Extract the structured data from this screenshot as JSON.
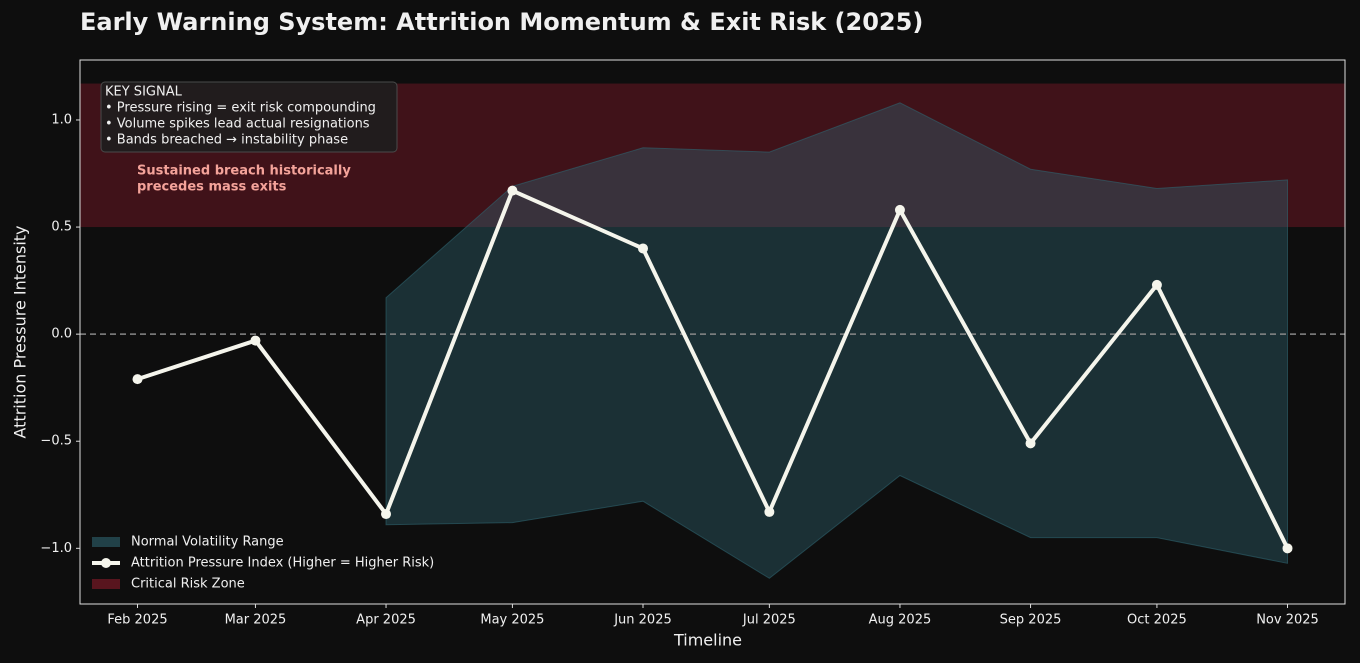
{
  "chart_data": {
    "type": "line",
    "title": "Early Warning System: Attrition Momentum & Exit Risk (2025)",
    "xlabel": "Timeline",
    "ylabel": "Attrition Pressure Intensity",
    "x": [
      "Feb 2025",
      "Mar 2025",
      "Apr 2025",
      "May 2025",
      "Jun 2025",
      "Jul 2025",
      "Aug 2025",
      "Sep 2025",
      "Oct 2025",
      "Nov 2025"
    ],
    "ylim": [
      -1.26,
      1.28
    ],
    "yticks": [
      {
        "value": -1,
        "label": "−1.0"
      },
      {
        "value": -0.5,
        "label": "−0.5"
      },
      {
        "value": 0,
        "label": "0.0"
      },
      0.5,
      {
        "value": 1,
        "label": "1.0"
      }
    ],
    "series": [
      {
        "name": "Attrition Pressure Index (Higher = Higher Risk)",
        "color": "#f5f5ec",
        "values": [
          -0.21,
          -0.03,
          -0.84,
          0.67,
          0.4,
          -0.83,
          0.58,
          -0.51,
          0.23,
          -1.0
        ]
      }
    ],
    "band": {
      "name": "Normal Volatility Range",
      "color": "#2f6470",
      "upper": [
        null,
        null,
        0.17,
        0.69,
        0.87,
        0.85,
        1.08,
        0.77,
        0.68,
        0.72
      ],
      "lower": [
        null,
        null,
        -0.89,
        -0.88,
        -0.78,
        -1.14,
        -0.66,
        -0.95,
        -0.95,
        -1.07
      ]
    },
    "critical_zone": {
      "name": "Critical Risk Zone",
      "color": "#8b1a2a",
      "range": [
        0.5,
        1.17
      ]
    },
    "reference_line": 0,
    "annotations": {
      "key_signal": [
        "KEY SIGNAL",
        "• Pressure rising = exit risk compounding",
        "• Volume spikes lead actual resignations",
        "• Bands breached → instability phase"
      ],
      "breach_note": [
        "Sustained breach historically",
        "precedes mass exits"
      ]
    },
    "legend": "lower left"
  }
}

■ WHAT NEEDS TO BE DONE ■
Gather up every line in the data above that contains the word "Pressure", copying each one.

■ PROBLEM SOLUTION ■
    "ylabel": "Attrition Pressure Intensity",
        "name": "Attrition Pressure Index (Higher = Higher Risk)",
        "• Pressure rising = exit risk compounding",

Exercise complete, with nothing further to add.